[Dataset items]
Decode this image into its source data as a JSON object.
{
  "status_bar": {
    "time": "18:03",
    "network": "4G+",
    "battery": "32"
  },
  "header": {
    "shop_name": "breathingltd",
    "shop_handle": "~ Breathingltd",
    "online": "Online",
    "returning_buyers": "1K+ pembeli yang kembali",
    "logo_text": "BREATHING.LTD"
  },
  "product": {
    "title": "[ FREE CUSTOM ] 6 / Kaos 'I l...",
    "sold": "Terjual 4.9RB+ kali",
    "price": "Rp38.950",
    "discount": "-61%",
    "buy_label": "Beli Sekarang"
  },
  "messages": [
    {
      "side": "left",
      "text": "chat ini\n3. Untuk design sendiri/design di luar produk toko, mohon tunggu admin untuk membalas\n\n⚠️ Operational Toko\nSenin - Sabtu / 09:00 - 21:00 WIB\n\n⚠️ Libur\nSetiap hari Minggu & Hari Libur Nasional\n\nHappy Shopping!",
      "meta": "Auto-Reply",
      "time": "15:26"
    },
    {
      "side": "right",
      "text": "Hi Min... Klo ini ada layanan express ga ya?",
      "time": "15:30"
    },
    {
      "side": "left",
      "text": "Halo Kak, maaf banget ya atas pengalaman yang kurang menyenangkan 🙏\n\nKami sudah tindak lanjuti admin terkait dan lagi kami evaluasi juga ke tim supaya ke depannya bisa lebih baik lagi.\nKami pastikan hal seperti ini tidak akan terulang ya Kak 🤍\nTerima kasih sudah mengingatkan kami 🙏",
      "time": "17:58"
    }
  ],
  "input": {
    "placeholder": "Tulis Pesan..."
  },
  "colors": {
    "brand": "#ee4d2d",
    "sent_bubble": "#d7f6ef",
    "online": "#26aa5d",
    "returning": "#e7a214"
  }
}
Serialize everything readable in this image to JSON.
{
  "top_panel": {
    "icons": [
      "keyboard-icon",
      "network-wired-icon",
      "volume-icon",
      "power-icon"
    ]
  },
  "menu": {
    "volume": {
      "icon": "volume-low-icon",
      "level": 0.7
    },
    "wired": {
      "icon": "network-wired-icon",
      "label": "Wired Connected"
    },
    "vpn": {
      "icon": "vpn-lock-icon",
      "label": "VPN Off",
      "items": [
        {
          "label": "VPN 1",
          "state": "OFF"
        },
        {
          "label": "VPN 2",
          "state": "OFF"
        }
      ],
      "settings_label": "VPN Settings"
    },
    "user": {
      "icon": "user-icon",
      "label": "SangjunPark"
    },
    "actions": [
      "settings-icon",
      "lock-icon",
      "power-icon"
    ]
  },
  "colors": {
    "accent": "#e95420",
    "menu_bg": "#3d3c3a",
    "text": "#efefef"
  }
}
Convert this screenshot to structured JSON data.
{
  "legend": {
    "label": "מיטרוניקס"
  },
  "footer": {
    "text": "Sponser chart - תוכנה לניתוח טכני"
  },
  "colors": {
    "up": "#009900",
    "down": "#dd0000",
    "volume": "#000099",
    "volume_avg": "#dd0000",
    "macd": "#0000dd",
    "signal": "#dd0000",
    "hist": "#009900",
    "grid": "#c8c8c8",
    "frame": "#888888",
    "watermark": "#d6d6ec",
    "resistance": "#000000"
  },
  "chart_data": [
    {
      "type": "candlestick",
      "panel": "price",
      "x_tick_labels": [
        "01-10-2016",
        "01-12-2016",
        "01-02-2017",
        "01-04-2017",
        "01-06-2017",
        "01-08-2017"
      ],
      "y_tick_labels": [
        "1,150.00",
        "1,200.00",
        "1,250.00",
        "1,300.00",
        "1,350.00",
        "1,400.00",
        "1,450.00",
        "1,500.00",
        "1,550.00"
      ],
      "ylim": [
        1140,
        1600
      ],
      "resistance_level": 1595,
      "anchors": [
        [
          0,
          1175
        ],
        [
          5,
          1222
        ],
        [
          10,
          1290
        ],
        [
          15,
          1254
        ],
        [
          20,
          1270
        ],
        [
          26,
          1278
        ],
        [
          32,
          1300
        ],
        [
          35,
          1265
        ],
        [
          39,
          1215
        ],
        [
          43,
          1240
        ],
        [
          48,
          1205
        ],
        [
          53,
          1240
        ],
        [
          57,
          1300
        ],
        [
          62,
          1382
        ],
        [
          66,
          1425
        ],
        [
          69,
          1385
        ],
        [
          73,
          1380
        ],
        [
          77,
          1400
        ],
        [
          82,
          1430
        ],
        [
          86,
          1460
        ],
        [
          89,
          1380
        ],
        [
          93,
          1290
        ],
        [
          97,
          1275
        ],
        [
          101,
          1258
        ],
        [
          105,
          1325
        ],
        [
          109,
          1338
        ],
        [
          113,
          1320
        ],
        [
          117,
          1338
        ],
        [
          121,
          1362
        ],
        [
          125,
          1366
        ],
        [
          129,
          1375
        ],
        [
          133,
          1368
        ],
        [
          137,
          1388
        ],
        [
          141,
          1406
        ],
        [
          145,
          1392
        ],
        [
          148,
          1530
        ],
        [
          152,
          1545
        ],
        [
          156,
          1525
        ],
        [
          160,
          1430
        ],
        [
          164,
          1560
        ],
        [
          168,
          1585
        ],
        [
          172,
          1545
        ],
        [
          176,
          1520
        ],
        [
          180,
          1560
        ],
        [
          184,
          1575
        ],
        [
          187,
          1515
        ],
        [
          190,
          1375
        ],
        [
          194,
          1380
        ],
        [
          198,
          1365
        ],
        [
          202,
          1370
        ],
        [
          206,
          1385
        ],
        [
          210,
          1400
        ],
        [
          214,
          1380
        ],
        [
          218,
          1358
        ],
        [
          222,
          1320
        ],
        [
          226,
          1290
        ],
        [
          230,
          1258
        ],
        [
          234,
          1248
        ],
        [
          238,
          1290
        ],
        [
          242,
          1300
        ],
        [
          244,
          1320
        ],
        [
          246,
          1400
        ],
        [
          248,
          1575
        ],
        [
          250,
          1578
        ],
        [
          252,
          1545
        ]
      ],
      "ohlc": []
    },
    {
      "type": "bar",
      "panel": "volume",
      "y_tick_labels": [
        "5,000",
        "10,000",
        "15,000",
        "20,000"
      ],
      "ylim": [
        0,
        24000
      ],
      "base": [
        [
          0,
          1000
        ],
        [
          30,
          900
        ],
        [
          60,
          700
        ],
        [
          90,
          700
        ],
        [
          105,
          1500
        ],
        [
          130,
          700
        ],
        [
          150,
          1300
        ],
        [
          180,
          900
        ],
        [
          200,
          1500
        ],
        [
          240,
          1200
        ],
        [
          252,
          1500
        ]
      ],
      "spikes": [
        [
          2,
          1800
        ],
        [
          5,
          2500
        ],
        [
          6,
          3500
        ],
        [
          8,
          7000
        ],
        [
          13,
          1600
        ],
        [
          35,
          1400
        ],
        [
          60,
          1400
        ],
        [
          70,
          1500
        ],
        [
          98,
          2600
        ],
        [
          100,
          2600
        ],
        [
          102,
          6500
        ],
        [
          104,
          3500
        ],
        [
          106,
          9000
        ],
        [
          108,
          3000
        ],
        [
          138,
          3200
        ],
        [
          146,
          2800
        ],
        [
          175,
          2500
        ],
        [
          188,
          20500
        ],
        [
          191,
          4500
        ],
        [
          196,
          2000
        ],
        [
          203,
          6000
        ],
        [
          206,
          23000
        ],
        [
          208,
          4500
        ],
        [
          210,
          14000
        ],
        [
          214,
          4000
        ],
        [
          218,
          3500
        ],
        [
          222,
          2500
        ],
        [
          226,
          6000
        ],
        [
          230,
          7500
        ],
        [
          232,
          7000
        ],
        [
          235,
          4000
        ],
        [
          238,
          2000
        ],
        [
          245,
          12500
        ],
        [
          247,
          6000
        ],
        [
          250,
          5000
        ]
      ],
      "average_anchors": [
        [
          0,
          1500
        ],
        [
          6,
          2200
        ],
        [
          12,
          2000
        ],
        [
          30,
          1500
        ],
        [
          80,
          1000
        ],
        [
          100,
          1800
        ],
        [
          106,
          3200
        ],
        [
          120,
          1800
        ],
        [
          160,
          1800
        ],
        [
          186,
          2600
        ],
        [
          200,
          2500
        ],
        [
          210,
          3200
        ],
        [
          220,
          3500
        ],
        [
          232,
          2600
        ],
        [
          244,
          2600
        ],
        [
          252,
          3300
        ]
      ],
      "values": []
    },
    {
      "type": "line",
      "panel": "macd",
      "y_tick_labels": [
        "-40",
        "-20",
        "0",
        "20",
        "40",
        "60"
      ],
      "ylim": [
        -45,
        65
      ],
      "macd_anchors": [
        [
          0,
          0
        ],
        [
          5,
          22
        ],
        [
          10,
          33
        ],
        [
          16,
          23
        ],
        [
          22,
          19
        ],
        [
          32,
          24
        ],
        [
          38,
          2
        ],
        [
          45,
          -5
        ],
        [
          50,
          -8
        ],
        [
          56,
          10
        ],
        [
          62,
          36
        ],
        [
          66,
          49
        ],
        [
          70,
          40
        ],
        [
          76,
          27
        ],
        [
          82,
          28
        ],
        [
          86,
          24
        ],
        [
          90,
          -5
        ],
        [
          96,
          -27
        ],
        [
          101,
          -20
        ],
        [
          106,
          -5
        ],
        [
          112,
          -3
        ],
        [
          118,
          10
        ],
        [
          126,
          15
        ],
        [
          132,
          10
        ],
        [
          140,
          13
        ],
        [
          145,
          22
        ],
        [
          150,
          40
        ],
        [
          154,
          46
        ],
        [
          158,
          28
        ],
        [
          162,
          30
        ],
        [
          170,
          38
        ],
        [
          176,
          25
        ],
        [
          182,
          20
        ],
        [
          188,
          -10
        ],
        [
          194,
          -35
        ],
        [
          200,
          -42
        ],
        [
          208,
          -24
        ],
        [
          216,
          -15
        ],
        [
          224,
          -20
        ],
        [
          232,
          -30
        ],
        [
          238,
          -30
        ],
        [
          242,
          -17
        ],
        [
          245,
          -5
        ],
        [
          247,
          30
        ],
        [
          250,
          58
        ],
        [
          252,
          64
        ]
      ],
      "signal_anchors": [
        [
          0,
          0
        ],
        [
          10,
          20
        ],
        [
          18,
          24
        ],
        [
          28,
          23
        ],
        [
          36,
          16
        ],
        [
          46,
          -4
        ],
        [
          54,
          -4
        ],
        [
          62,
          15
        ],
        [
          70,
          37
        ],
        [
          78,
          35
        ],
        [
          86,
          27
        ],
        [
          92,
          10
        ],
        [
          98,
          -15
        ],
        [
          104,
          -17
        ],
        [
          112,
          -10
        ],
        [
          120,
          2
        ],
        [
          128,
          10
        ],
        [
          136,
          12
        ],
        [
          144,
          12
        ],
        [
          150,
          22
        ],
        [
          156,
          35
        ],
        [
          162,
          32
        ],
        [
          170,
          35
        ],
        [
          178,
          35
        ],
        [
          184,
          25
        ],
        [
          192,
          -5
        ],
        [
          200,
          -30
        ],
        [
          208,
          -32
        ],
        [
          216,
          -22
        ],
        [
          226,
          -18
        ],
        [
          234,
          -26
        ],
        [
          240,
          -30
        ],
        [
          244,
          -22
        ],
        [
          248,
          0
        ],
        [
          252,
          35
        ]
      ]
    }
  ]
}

> **What you should do**:
Filter the entries down to the lines with the word "admin" in them.

> **Response to the exercise**:
      "text": "chat ini\n3. Untuk design sendiri/design di luar produk toko, mohon tunggu admin untuk membalas\n\n⚠️ Operational Toko\nSenin - Sabtu / 09:00 - 21:00 WIB\n\n⚠️ Libur\nSetiap hari Minggu & Hari Libur Nasional\n\nHappy Shopping!",
      "text": "Halo Kak, maaf banget ya atas pengalaman yang kurang menyenangkan 🙏\n\nKami sudah tindak lanjuti admin terkait dan lagi kami evaluasi juga ke tim supaya ke depannya bisa lebih baik lagi.\nKami pastikan hal seperti ini tidak akan terulang ya Kak 🤍\nTerima kasih sudah mengingatkan kami 🙏",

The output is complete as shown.